§ **Exercise prompt**
Count the lines in the entries below that contain the string "lodging". Reply with the number only.

§ **Available records**
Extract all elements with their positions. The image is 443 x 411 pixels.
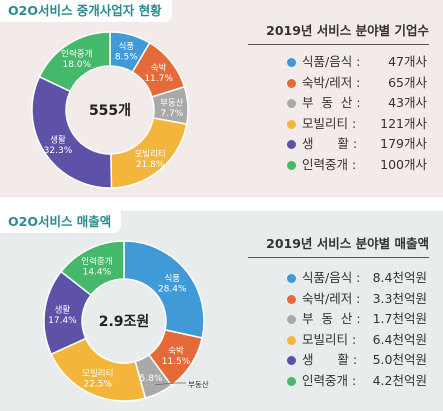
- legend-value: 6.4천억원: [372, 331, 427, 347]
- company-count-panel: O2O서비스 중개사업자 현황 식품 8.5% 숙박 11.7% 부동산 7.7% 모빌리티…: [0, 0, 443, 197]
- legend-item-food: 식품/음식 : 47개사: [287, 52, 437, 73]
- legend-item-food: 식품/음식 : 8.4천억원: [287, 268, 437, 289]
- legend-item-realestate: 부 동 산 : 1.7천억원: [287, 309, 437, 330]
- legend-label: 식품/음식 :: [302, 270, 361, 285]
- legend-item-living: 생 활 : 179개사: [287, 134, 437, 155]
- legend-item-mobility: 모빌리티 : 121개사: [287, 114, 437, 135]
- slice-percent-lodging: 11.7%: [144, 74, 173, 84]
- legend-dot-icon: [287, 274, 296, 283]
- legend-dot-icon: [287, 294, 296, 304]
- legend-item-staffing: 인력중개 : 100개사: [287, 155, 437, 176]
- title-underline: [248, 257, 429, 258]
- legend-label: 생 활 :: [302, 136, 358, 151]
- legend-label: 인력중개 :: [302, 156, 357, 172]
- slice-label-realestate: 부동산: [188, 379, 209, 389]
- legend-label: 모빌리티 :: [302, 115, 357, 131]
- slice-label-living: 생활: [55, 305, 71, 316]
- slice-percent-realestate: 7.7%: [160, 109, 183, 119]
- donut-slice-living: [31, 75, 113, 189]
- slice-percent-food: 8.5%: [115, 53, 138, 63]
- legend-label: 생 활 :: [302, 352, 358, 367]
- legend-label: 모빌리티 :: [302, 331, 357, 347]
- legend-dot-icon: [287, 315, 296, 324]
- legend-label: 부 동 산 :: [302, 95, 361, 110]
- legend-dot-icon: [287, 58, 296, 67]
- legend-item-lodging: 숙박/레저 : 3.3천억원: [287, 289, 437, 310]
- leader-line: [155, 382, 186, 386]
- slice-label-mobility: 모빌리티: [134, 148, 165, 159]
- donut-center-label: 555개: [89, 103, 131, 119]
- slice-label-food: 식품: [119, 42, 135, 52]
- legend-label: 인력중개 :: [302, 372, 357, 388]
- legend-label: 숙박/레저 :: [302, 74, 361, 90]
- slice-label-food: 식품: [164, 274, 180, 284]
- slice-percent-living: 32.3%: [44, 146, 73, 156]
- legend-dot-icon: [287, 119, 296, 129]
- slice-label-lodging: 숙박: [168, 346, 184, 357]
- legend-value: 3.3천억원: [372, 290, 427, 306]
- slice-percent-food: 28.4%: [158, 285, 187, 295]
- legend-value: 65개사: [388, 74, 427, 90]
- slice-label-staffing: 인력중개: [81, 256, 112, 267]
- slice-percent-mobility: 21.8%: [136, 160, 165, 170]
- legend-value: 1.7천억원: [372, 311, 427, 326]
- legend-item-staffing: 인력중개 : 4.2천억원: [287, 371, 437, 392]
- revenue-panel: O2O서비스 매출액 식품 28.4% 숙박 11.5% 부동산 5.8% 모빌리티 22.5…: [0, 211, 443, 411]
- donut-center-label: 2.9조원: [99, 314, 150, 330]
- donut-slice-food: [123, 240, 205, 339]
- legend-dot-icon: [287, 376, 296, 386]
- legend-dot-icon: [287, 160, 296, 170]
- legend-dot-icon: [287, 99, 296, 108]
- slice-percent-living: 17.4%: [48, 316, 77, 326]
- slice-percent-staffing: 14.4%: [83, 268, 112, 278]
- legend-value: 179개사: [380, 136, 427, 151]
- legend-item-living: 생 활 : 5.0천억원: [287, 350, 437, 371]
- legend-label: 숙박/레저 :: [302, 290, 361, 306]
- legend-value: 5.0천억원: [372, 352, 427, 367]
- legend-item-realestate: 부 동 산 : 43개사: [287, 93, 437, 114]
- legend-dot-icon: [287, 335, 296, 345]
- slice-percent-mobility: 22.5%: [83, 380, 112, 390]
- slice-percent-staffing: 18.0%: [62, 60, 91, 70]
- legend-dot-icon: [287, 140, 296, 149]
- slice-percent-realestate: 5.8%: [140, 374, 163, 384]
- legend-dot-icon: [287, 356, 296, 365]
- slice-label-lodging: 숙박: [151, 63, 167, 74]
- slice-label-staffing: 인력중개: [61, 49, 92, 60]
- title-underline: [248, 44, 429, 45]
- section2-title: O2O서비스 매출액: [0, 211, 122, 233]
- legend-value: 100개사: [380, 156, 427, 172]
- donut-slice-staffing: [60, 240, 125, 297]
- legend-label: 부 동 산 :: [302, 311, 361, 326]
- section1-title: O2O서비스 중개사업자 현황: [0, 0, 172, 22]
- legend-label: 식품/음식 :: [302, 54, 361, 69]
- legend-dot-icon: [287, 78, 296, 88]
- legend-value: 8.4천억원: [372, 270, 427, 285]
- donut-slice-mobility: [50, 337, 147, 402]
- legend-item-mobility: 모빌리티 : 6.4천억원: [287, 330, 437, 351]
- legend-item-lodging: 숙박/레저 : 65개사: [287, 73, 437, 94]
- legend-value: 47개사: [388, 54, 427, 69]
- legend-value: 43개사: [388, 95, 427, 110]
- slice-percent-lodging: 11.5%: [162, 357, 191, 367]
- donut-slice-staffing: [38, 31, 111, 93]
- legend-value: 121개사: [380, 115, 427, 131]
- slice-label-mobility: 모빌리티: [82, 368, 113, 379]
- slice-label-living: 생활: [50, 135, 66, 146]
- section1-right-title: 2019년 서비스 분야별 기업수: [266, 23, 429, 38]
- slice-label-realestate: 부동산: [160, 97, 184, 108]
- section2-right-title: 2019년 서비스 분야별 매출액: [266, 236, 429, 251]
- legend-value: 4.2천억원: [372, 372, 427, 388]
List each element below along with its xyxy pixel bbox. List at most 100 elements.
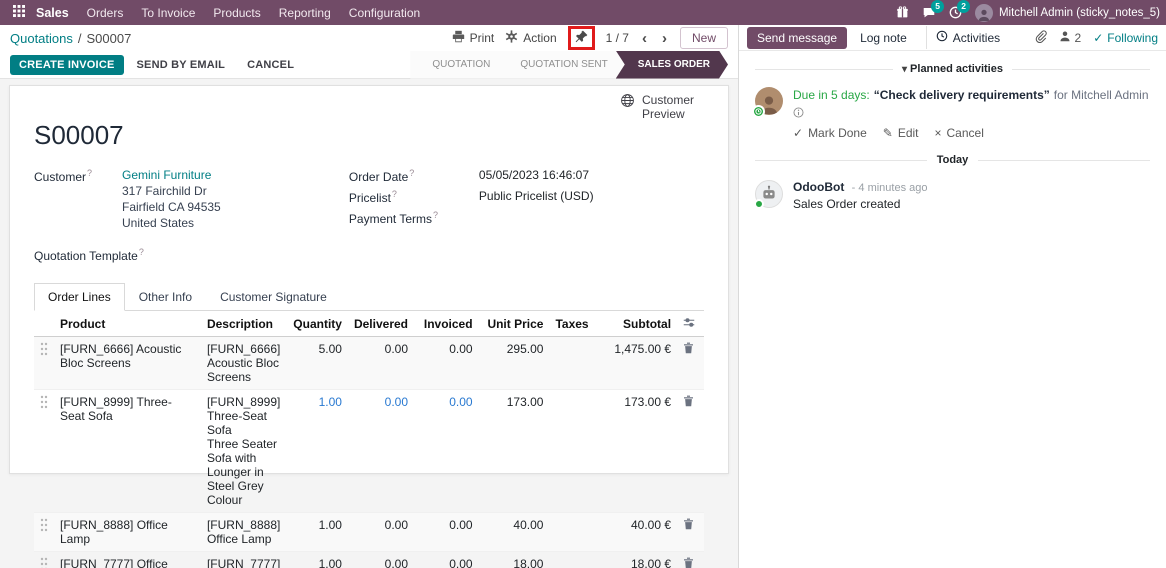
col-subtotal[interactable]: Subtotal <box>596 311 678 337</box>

§ **Written solution**
6